## Excerpted records
==================================================

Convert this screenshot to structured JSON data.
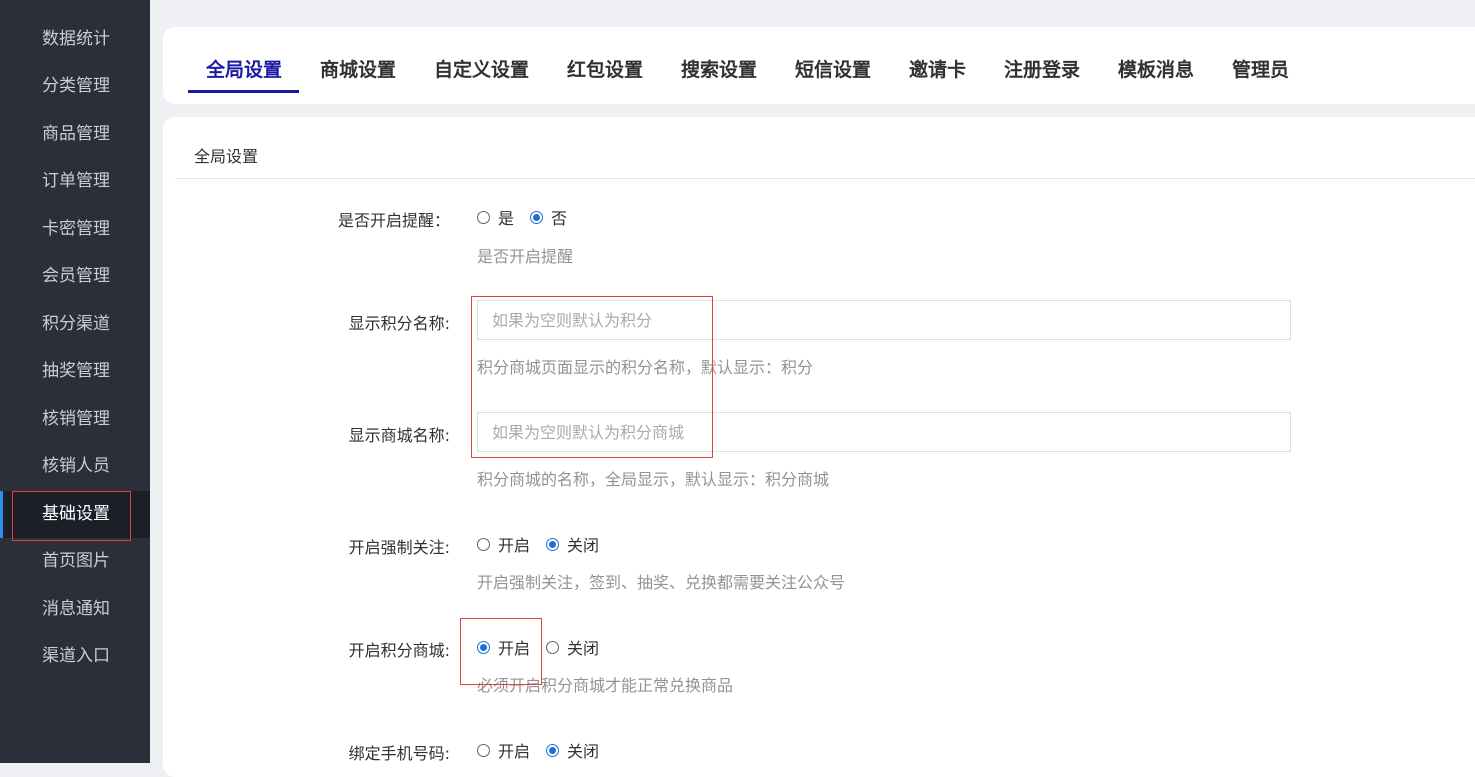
{
  "sidebar": {
    "items": [
      {
        "label": "数据统计"
      },
      {
        "label": "分类管理"
      },
      {
        "label": "商品管理"
      },
      {
        "label": "订单管理"
      },
      {
        "label": "卡密管理"
      },
      {
        "label": "会员管理"
      },
      {
        "label": "积分渠道"
      },
      {
        "label": "抽奖管理"
      },
      {
        "label": "核销管理"
      },
      {
        "label": "核销人员"
      },
      {
        "label": "基础设置"
      },
      {
        "label": "首页图片"
      },
      {
        "label": "消息通知"
      },
      {
        "label": "渠道入口"
      }
    ],
    "active_index": 10
  },
  "tabs": [
    {
      "label": "全局设置"
    },
    {
      "label": "商城设置"
    },
    {
      "label": "自定义设置"
    },
    {
      "label": "红包设置"
    },
    {
      "label": "搜索设置"
    },
    {
      "label": "短信设置"
    },
    {
      "label": "邀请卡"
    },
    {
      "label": "注册登录"
    },
    {
      "label": "模板消息"
    },
    {
      "label": "管理员"
    }
  ],
  "section_title": "全局设置",
  "form": {
    "reminder": {
      "label": "是否开启提醒：",
      "options": [
        "是",
        "否"
      ],
      "selected": "否",
      "hint": "是否开启提醒"
    },
    "points_name": {
      "label": "显示积分名称:",
      "value": "",
      "placeholder": "如果为空则默认为积分",
      "hint": "积分商城页面显示的积分名称，默认显示：积分"
    },
    "mall_name": {
      "label": "显示商城名称:",
      "value": "",
      "placeholder": "如果为空则默认为积分商城",
      "hint": "积分商城的名称，全局显示，默认显示：积分商城"
    },
    "force_follow": {
      "label": "开启强制关注:",
      "options": [
        "开启",
        "关闭"
      ],
      "selected": "关闭",
      "hint": "开启强制关注，签到、抽奖、兑换都需要关注公众号"
    },
    "points_mall": {
      "label": "开启积分商城:",
      "options": [
        "开启",
        "关闭"
      ],
      "selected": "开启",
      "hint": "必须开启积分商城才能正常兑换商品"
    },
    "bind_phone": {
      "label": "绑定手机号码:",
      "options": [
        "开启",
        "关闭"
      ],
      "selected": "关闭"
    }
  },
  "colors": {
    "accent": "#1a1aa6",
    "radio": "#1e6fd9",
    "sidebar_bg": "#2b2f3a",
    "highlight": "#e0413a"
  }
}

==================================================

## To be done
Pull out each line of the records holding the string "selected".

## Correct output
      "selected": "否",
      "selected": "关闭",
      "selected": "开启",
      "selected": "关闭"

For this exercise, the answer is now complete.